WHAT IS ASKED ▸ Find the string "Playing" in the data, then copy every line where it is found.

RECORDED DATA ▸
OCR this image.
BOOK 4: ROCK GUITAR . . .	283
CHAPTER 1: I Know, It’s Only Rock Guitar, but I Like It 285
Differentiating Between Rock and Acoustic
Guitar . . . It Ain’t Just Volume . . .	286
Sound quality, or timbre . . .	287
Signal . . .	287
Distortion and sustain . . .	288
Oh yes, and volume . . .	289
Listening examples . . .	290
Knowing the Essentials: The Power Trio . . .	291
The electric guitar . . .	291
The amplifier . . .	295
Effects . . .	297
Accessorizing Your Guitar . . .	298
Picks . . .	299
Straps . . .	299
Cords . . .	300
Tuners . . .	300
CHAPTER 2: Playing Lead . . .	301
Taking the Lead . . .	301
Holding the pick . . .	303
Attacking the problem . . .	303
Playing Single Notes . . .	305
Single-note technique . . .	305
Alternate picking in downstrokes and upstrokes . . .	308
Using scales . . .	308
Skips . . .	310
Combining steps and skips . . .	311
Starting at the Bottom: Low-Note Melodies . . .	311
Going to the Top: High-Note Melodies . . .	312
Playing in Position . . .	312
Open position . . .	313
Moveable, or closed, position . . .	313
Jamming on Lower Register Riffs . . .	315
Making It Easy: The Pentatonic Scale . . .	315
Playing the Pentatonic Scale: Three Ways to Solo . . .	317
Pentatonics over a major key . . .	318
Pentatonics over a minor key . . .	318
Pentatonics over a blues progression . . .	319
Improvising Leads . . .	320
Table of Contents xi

WRITTEN RESPONSE ▸
CHAPTER 2: Playing Lead . . .	301
Playing Single Notes . . .	305
Playing in Position . . .	312
Playing the Pentatonic Scale: Three Ways to Solo . . .	317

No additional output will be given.